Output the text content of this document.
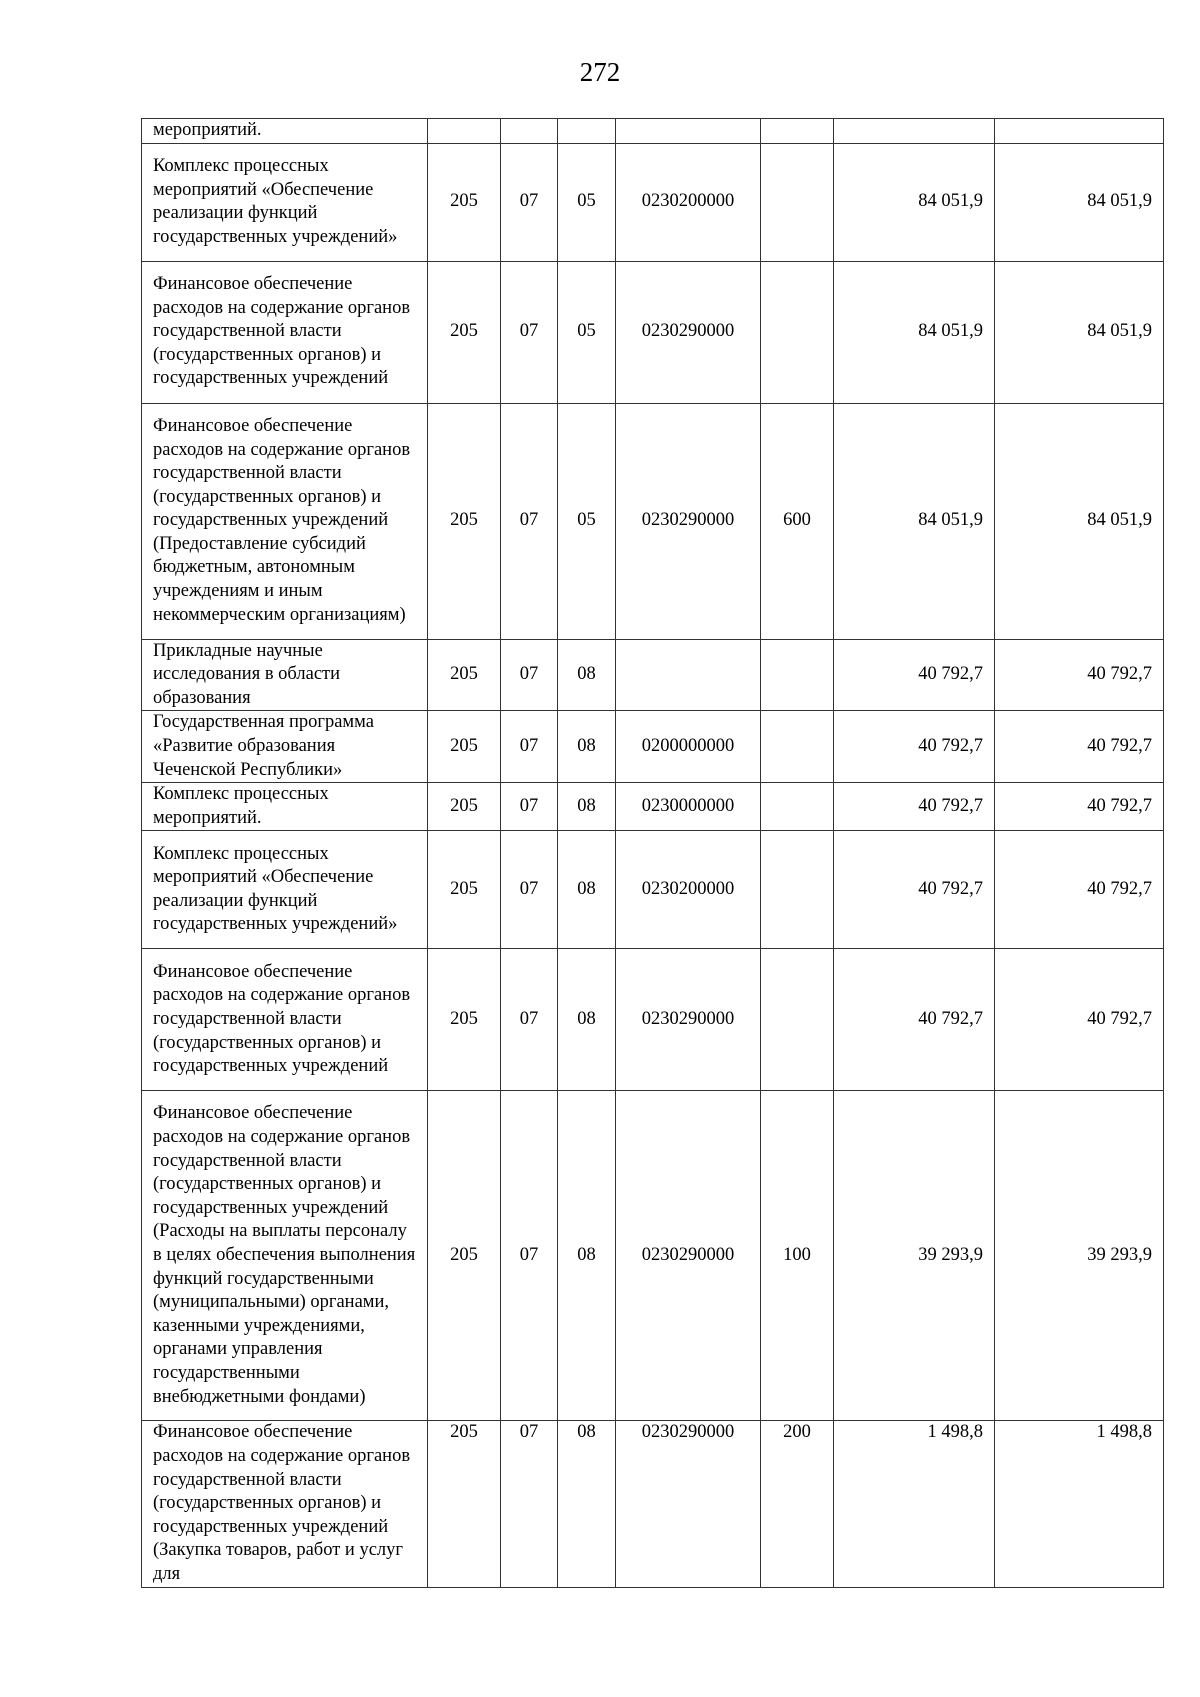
272
мероприятий.							
Комплекс процессных мероприятий «Обеспечение реализации функций государственных учреждений»	205	07	05	0230200000		84 051,9	84 051,9
Финансовое обеспечение расходов на содержание органов государственной власти (государственных органов) и государственных учреждений	205	07	05	0230290000		84 051,9	84 051,9
Финансовое обеспечение расходов на содержание органов государственной власти (государственных органов) и государственных учреждений (Предоставление субсидий бюджетным, автономным учреждениям и иным некоммерческим организациям)	205	07	05	0230290000	600	84 051,9	84 051,9
Прикладные научные исследования в области образования	205	07	08			40 792,7	40 792,7
Государственная программа «Развитие образования Чеченской Республики»	205	07	08	0200000000		40 792,7	40 792,7
Комплекс процессных мероприятий.	205	07	08	0230000000		40 792,7	40 792,7
Комплекс процессных мероприятий «Обеспечение реализации функций государственных учреждений»	205	07	08	0230200000		40 792,7	40 792,7
Финансовое обеспечение расходов на содержание органов государственной власти (государственных органов) и государственных учреждений	205	07	08	0230290000		40 792,7	40 792,7
Финансовое обеспечение расходов на содержание органов государственной власти (государственных органов) и государственных учреждений (Расходы на выплаты персоналу в целях обеспечения выполнения функций государственными (муниципальными) органами, казенными учреждениями, органами управления государственными внебюджетными фондами)	205	07	08	0230290000	100	39 293,9	39 293,9
Финансовое обеспечение расходов на содержание органов государственной власти (государственных органов) и государственных учреждений (Закупка товаров, работ и услуг для	205	07	08	0230290000	200	1 498,8	1 498,8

——

CHALLENGE:
Of the lines in the data above, how many contain the word "Комплекс"? Give only that figure.

WRITTEN REPLY:
3